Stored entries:
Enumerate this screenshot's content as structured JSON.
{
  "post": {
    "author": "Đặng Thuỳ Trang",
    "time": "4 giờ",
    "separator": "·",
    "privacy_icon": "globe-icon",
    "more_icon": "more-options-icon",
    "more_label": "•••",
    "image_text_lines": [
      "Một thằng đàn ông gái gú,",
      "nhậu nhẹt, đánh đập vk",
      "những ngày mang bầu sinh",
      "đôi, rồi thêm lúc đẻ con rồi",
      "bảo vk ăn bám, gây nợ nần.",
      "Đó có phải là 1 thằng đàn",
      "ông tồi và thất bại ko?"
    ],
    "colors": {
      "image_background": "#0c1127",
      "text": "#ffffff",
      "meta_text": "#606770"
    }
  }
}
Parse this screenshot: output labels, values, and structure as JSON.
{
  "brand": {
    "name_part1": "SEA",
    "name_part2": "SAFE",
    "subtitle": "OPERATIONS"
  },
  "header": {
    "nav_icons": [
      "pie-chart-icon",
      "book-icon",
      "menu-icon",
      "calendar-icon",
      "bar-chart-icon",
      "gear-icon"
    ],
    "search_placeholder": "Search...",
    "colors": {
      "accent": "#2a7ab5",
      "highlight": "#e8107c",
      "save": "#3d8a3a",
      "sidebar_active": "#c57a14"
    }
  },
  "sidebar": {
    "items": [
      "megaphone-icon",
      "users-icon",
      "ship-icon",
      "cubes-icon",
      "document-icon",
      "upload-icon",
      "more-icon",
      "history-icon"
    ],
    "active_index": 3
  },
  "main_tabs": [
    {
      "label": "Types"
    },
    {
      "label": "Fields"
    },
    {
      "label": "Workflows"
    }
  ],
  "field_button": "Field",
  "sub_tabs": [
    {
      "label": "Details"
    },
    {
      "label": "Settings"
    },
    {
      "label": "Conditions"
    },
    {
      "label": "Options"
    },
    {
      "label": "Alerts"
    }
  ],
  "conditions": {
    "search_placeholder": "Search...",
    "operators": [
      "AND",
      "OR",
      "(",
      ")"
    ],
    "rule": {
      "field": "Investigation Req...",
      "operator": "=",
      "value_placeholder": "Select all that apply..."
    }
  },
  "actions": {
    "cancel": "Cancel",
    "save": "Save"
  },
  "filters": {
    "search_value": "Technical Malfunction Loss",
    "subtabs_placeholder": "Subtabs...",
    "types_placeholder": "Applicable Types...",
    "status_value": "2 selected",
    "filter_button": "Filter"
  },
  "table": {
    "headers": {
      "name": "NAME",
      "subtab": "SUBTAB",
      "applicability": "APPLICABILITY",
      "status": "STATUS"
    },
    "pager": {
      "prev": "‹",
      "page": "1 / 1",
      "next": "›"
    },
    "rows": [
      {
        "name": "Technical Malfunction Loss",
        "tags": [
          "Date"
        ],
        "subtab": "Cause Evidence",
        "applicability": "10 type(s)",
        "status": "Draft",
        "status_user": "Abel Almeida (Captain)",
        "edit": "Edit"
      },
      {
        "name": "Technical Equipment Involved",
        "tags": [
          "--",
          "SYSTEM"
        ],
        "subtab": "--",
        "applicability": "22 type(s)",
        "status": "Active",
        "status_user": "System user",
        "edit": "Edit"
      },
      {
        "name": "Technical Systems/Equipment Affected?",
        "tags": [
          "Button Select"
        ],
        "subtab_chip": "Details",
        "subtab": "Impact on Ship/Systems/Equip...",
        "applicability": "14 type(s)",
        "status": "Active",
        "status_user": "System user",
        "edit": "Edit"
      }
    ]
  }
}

TASK GOAL: From the records above, pull out each line that has "this".

THE OUTPUT:
Enumerate this screenshot's content as structured JSON.
Parse this screenshot: output labels, values, and structure as JSON.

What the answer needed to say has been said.